Lines of data:
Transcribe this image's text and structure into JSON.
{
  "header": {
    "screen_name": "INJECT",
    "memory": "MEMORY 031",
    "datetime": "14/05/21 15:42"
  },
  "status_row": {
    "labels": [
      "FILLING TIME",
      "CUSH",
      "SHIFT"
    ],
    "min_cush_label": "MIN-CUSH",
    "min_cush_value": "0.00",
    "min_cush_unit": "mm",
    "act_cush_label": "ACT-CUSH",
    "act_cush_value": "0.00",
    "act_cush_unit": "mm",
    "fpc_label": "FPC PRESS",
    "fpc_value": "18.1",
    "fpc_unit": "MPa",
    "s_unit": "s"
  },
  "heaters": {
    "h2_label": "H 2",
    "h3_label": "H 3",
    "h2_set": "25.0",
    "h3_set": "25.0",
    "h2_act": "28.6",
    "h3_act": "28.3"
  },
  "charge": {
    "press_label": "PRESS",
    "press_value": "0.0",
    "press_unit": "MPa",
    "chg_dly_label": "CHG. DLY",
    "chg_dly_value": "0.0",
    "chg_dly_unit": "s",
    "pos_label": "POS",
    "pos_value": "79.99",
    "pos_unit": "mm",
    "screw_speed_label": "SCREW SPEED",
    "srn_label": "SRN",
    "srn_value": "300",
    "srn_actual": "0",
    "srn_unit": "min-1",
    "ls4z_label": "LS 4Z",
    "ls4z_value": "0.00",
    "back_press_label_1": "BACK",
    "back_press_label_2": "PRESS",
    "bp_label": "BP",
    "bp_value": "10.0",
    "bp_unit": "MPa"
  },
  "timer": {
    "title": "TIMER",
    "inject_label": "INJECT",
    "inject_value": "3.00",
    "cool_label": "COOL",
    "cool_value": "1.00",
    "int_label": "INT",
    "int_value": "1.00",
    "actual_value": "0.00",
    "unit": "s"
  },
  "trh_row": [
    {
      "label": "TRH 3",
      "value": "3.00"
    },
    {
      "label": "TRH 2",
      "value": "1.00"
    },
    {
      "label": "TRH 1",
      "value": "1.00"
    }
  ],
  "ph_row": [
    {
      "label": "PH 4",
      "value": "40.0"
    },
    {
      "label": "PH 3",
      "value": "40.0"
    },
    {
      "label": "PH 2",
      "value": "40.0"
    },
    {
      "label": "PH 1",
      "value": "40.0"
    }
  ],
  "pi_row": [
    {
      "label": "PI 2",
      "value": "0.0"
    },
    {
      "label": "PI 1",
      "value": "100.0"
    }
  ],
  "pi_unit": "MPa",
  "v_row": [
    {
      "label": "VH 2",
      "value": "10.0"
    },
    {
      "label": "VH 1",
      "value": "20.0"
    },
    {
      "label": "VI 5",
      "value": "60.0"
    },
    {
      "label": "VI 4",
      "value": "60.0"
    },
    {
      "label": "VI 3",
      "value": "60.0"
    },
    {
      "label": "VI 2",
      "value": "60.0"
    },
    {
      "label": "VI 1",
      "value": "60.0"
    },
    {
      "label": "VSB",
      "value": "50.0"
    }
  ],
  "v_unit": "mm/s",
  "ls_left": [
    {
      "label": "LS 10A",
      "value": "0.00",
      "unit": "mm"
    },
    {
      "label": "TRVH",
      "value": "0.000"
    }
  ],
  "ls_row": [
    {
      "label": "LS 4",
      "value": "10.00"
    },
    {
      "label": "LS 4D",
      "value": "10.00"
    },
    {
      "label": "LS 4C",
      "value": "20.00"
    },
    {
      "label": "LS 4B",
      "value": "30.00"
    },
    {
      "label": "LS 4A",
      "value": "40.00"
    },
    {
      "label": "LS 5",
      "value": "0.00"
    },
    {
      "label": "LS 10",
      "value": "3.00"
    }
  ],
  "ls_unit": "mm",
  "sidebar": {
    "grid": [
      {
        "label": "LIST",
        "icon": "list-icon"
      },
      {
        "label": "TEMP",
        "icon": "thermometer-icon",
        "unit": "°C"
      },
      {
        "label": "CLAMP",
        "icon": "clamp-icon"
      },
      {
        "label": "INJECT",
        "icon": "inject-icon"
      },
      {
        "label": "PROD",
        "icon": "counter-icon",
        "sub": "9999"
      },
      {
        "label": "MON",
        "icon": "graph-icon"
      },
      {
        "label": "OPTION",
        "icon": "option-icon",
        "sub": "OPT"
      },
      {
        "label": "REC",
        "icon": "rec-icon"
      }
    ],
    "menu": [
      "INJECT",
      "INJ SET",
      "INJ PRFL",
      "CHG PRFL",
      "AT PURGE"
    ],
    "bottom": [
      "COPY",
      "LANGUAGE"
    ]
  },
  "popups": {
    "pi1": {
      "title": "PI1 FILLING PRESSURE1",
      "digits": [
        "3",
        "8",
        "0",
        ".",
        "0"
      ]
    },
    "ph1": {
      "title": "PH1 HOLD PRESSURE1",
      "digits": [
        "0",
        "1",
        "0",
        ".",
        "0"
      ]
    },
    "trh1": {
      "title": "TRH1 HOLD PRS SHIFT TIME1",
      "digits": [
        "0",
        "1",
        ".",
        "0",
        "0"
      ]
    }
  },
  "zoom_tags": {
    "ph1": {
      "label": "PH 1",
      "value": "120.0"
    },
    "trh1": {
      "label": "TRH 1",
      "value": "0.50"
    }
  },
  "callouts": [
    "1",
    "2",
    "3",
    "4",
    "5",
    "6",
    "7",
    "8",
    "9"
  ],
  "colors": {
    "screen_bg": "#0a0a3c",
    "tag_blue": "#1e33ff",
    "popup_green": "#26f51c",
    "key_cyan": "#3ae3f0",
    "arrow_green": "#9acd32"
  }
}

» **The problem**: Every record shown above should be written out again exactly.

» **Reply**:
Transcribe this image's text and structure into JSON.
{
  "header": {
    "screen_name": "INJECT",
    "memory": "MEMORY 031",
    "datetime": "14/05/21 15:42"
  },
  "status_row": {
    "labels": [
      "FILLING TIME",
      "CUSH",
      "SHIFT"
    ],
    "min_cush_label": "MIN-CUSH",
    "min_cush_value": "0.00",
    "min_cush_unit": "mm",
    "act_cush_label": "ACT-CUSH",
    "act_cush_value": "0.00",
    "act_cush_unit": "mm",
    "fpc_label": "FPC PRESS",
    "fpc_value": "18.1",
    "fpc_unit": "MPa",
    "s_unit": "s"
  },
  "heaters": {
    "h2_label": "H 2",
    "h3_label": "H 3",
    "h2_set": "25.0",
    "h3_set": "25.0",
    "h2_act": "28.6",
    "h3_act": "28.3"
  },
  "charge": {
    "press_label": "PRESS",
    "press_value": "0.0",
    "press_unit": "MPa",
    "chg_dly_label": "CHG. DLY",
    "chg_dly_value": "0.0",
    "chg_dly_unit": "s",
    "pos_label": "POS",
    "pos_value": "79.99",
    "pos_unit": "mm",
    "screw_speed_label": "SCREW SPEED",
    "srn_label": "SRN",
    "srn_value": "300",
    "srn_actual": "0",
    "srn_unit": "min-1",
    "ls4z_label": "LS 4Z",
    "ls4z_value": "0.00",
    "back_press_label_1": "BACK",
    "back_press_label_2": "PRESS",
    "bp_label": "BP",
    "bp_value": "10.0",
    "bp_unit": "MPa"
  },
  "timer": {
    "title": "TIMER",
    "inject_label": "INJECT",
    "inject_value": "3.00",
    "cool_label": "COOL",
    "cool_value": "1.00",
    "int_label": "INT",
    "int_value": "1.00",
    "actual_value": "0.00",
    "unit": "s"
  },
  "trh_row": [
    {
      "label": "TRH 3",
      "value": "3.00"
    },
    {
      "label": "TRH 2",
      "value": "1.00"
    },
    {
      "label": "TRH 1",
      "value": "1.00"
    }
  ],
  "ph_row": [
    {
      "label": "PH 4",
      "value": "40.0"
    },
    {
      "label": "PH 3",
      "value": "40.0"
    },
    {
      "label": "PH 2",
      "value": "40.0"
    },
    {
      "label": "PH 1",
      "value": "40.0"
    }
  ],
  "pi_row": [
    {
      "label": "PI 2",
      "value": "0.0"
    },
    {
      "label": "PI 1",
      "value": "100.0"
    }
  ],
  "pi_unit": "MPa",
  "v_row": [
    {
      "label": "VH 2",
      "value": "10.0"
    },
    {
      "label": "VH 1",
      "value": "20.0"
    },
    {
      "label": "VI 5",
      "value": "60.0"
    },
    {
      "label": "VI 4",
      "value": "60.0"
    },
    {
      "label": "VI 3",
      "value": "60.0"
    },
    {
      "label": "VI 2",
      "value": "60.0"
    },
    {
      "label": "VI 1",
      "value": "60.0"
    },
    {
      "label": "VSB",
      "value": "50.0"
    }
  ],
  "v_unit": "mm/s",
  "ls_left": [
    {
      "label": "LS 10A",
      "value": "0.00",
      "unit": "mm"
    },
    {
      "label": "TRVH",
      "value": "0.000"
    }
  ],
  "ls_row": [
    {
      "label": "LS 4",
      "value": "10.00"
    },
    {
      "label": "LS 4D",
      "value": "10.00"
    },
    {
      "label": "LS 4C",
      "value": "20.00"
    },
    {
      "label": "LS 4B",
      "value": "30.00"
    },
    {
      "label": "LS 4A",
      "value": "40.00"
    },
    {
      "label": "LS 5",
      "value": "0.00"
    },
    {
      "label": "LS 10",
      "value": "3.00"
    }
  ],
  "ls_unit": "mm",
  "sidebar": {
    "grid": [
      {
        "label": "LIST",
        "icon": "list-icon"
      },
      {
        "label": "TEMP",
        "icon": "thermometer-icon",
        "unit": "°C"
      },
      {
        "label": "CLAMP",
        "icon": "clamp-icon"
      },
      {
        "label": "INJECT",
        "icon": "inject-icon"
      },
      {
        "label": "PROD",
        "icon": "counter-icon",
        "sub": "9999"
      },
      {
        "label": "MON",
        "icon": "graph-icon"
      },
      {
        "label": "OPTION",
        "icon": "option-icon",
        "sub": "OPT"
      },
      {
        "label": "REC",
        "icon": "rec-icon"
      }
    ],
    "menu": [
      "INJECT",
      "INJ SET",
      "INJ PRFL",
      "CHG PRFL",
      "AT PURGE"
    ],
    "bottom": [
      "COPY",
      "LANGUAGE"
    ]
  },
  "popups": {
    "pi1": {
      "title": "PI1 FILLING PRESSURE1",
      "digits": [
        "3",
        "8",
        "0",
        ".",
        "0"
      ]
    },
    "ph1": {
      "title": "PH1 HOLD PRESSURE1",
      "digits": [
        "0",
        "1",
        "0",
        ".",
        "0"
      ]
    },
    "trh1": {
      "title": "TRH1 HOLD PRS SHIFT TIME1",
      "digits": [
        "0",
        "1",
        ".",
        "0",
        "0"
      ]
    }
  },
  "zoom_tags": {
    "ph1": {
      "label": "PH 1",
      "value": "120.0"
    },
    "trh1": {
      "label": "TRH 1",
      "value": "0.50"
    }
  },
  "callouts": [
    "1",
    "2",
    "3",
    "4",
    "5",
    "6",
    "7",
    "8",
    "9"
  ],
  "colors": {
    "screen_bg": "#0a0a3c",
    "tag_blue": "#1e33ff",
    "popup_green": "#26f51c",
    "key_cyan": "#3ae3f0",
    "arrow_green": "#9acd32"
  }
}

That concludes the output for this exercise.